- [Entries from a dataset]:
□ □ □ □ □ □ □
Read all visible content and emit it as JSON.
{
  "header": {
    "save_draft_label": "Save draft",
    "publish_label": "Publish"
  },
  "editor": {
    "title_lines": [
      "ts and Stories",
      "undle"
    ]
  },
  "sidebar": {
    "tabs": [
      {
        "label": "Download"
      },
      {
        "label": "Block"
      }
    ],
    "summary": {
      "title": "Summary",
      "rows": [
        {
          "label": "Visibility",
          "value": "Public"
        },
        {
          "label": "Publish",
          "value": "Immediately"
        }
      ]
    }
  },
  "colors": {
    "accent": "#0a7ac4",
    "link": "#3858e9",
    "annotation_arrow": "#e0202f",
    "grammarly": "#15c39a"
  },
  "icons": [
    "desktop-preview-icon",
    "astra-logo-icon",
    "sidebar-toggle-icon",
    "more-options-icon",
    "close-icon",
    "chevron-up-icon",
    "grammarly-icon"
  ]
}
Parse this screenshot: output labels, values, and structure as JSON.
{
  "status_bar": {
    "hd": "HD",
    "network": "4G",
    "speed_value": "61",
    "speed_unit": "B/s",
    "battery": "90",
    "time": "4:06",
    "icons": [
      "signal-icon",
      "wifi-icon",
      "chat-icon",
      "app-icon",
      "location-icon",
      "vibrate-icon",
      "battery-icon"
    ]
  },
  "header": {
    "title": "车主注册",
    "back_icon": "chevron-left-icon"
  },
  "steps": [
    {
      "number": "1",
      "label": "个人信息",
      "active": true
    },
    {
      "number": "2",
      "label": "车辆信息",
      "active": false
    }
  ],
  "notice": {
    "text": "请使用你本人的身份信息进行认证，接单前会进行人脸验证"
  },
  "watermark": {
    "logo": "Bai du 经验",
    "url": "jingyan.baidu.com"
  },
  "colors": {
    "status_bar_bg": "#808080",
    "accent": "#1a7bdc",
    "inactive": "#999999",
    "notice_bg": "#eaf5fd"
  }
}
□ □ □ □ □ □ □
- [What to work on]: Print every entry exactly as it appears.

- [Task result]:
Read all visible content and emit it as JSON.
{
  "header": {
    "save_draft_label": "Save draft",
    "publish_label": "Publish"
  },
  "editor": {
    "title_lines": [
      "ts and Stories",
      "undle"
    ]
  },
  "sidebar": {
    "tabs": [
      {
        "label": "Download"
      },
      {
        "label": "Block"
      }
    ],
    "summary": {
      "title": "Summary",
      "rows": [
        {
          "label": "Visibility",
          "value": "Public"
        },
        {
          "label": "Publish",
          "value": "Immediately"
        }
      ]
    }
  },
  "colors": {
    "accent": "#0a7ac4",
    "link": "#3858e9",
    "annotation_arrow": "#e0202f",
    "grammarly": "#15c39a"
  },
  "icons": [
    "desktop-preview-icon",
    "astra-logo-icon",
    "sidebar-toggle-icon",
    "more-options-icon",
    "close-icon",
    "chevron-up-icon",
    "grammarly-icon"
  ]
}
Parse this screenshot: output labels, values, and structure as JSON.
{
  "status_bar": {
    "hd": "HD",
    "network": "4G",
    "speed_value": "61",
    "speed_unit": "B/s",
    "battery": "90",
    "time": "4:06",
    "icons": [
      "signal-icon",
      "wifi-icon",
      "chat-icon",
      "app-icon",
      "location-icon",
      "vibrate-icon",
      "battery-icon"
    ]
  },
  "header": {
    "title": "车主注册",
    "back_icon": "chevron-left-icon"
  },
  "steps": [
    {
      "number": "1",
      "label": "个人信息",
      "active": true
    },
    {
      "number": "2",
      "label": "车辆信息",
      "active": false
    }
  ],
  "notice": {
    "text": "请使用你本人的身份信息进行认证，接单前会进行人脸验证"
  },
  "watermark": {
    "logo": "Bai du 经验",
    "url": "jingyan.baidu.com"
  },
  "colors": {
    "status_bar_bg": "#808080",
    "accent": "#1a7bdc",
    "inactive": "#999999",
    "notice_bg": "#eaf5fd"
  }
}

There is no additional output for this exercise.